Items listed in a dataset
** Begin **

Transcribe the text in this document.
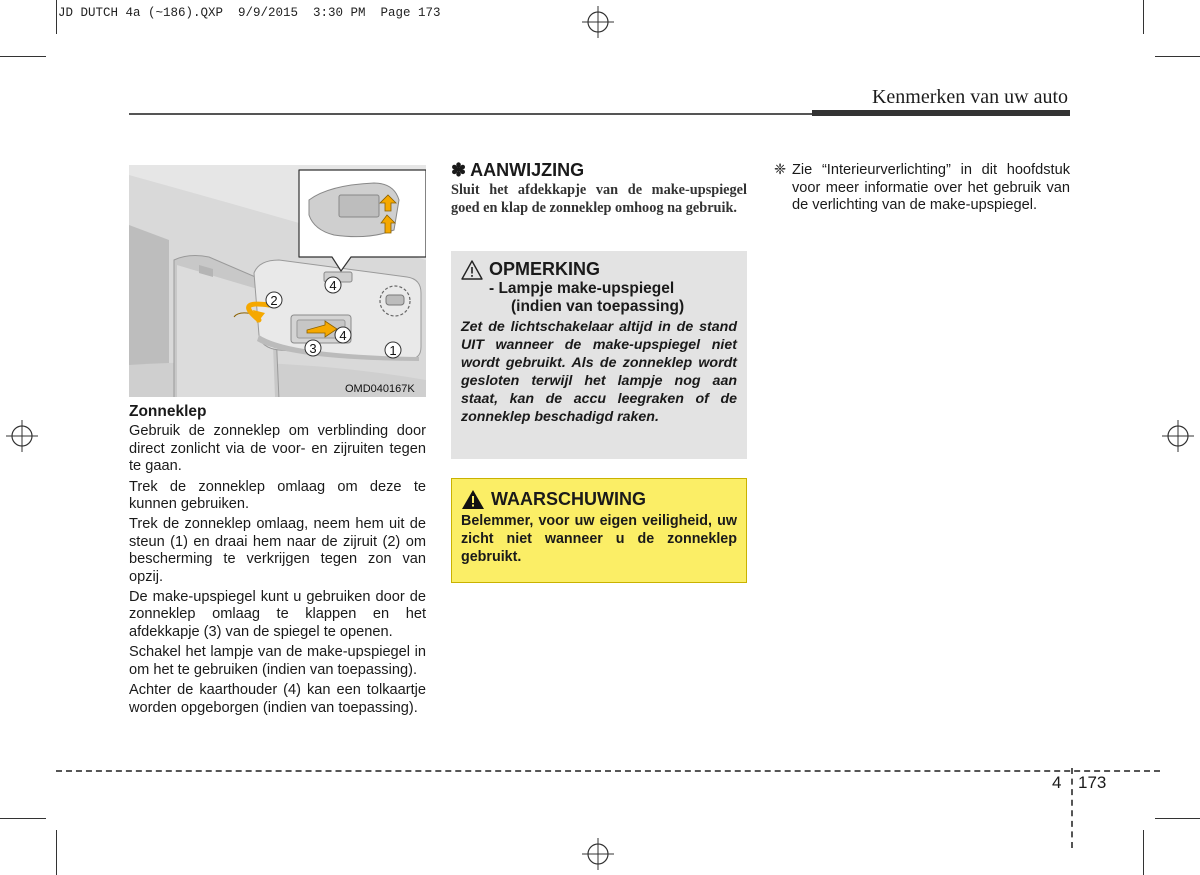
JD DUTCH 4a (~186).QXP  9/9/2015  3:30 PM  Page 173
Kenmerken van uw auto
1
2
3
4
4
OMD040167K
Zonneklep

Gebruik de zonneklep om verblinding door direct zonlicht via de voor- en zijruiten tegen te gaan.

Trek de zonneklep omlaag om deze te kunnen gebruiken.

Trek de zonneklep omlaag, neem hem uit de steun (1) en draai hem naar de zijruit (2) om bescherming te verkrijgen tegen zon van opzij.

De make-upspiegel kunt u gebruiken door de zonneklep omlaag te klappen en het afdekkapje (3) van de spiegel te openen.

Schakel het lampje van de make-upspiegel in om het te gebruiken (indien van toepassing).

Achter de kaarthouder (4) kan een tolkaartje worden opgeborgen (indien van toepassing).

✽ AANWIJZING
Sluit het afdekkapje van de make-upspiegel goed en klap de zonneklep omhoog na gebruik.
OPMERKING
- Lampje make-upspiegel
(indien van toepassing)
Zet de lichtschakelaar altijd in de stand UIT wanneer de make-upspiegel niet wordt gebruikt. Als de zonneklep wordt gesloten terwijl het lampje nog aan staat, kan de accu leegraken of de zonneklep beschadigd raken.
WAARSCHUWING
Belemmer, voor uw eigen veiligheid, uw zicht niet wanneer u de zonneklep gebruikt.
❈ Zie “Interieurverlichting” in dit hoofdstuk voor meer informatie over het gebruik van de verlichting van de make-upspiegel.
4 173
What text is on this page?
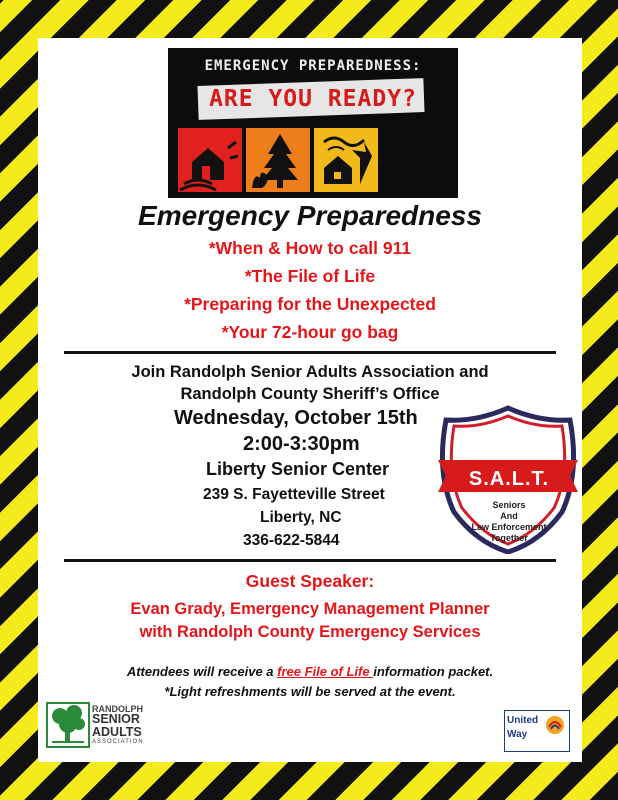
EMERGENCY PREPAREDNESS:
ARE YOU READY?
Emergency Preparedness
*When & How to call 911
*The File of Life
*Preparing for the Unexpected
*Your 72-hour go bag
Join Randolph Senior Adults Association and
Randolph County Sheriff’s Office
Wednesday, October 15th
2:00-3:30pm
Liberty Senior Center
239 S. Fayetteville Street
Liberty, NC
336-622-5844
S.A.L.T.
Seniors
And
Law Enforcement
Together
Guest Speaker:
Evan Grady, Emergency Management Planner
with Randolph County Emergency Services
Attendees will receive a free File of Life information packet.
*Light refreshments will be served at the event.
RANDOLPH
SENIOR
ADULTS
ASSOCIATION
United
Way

** End **

__WORK REQUIRED__:
Retype the records exactly. Any image in them should not appear in what you write.

__RESPONSE TO THIS EXERCISE__:
Transcribe the text in this document.
JD DUTCH 4a (~186).QXP  9/9/2015  3:30 PM  Page 173
Kenmerken van uw auto
1
2
3
4
4
OMD040167K
Zonneklep

Gebruik de zonneklep om verblinding door direct zonlicht via de voor- en zijruiten tegen te gaan.

Trek de zonneklep omlaag om deze te kunnen gebruiken.

Trek de zonneklep omlaag, neem hem uit de steun (1) en draai hem naar de zijruit (2) om bescherming te verkrijgen tegen zon van opzij.

De make-upspiegel kunt u gebruiken door de zonneklep omlaag te klappen en het afdekkapje (3) van de spiegel te openen.

Schakel het lampje van de make-upspiegel in om het te gebruiken (indien van toepassing).

Achter de kaarthouder (4) kan een tolkaartje worden opgeborgen (indien van toepassing).

✽ AANWIJZING
Sluit het afdekkapje van de make-upspiegel goed en klap de zonneklep omhoog na gebruik.
OPMERKING
- Lampje make-upspiegel
(indien van toepassing)
Zet de lichtschakelaar altijd in de stand UIT wanneer de make-upspiegel niet wordt gebruikt. Als de zonneklep wordt gesloten terwijl het lampje nog aan staat, kan de accu leegraken of de zonneklep beschadigd raken.
WAARSCHUWING
Belemmer, voor uw eigen veiligheid, uw zicht niet wanneer u de zonneklep gebruikt.
❈ Zie “Interieurverlichting” in dit hoofdstuk voor meer informatie over het gebruik van de verlichting van de make-upspiegel.
4 173
What text is on this page?
EMERGENCY PREPAREDNESS:
ARE YOU READY?
Emergency Preparedness
*When & How to call 911
*The File of Life
*Preparing for the Unexpected
*Your 72-hour go bag
Join Randolph Senior Adults Association and
Randolph County Sheriff’s Office
Wednesday, October 15th
2:00-3:30pm
Liberty Senior Center
239 S. Fayetteville Street
Liberty, NC
336-622-5844
S.A.L.T.
Seniors
And
Law Enforcement
Together
Guest Speaker:
Evan Grady, Emergency Management Planner
with Randolph County Emergency Services
Attendees will receive a free File of Life information packet.
*Light refreshments will be served at the event.
RANDOLPH
SENIOR
ADULTS
ASSOCIATION
United
Way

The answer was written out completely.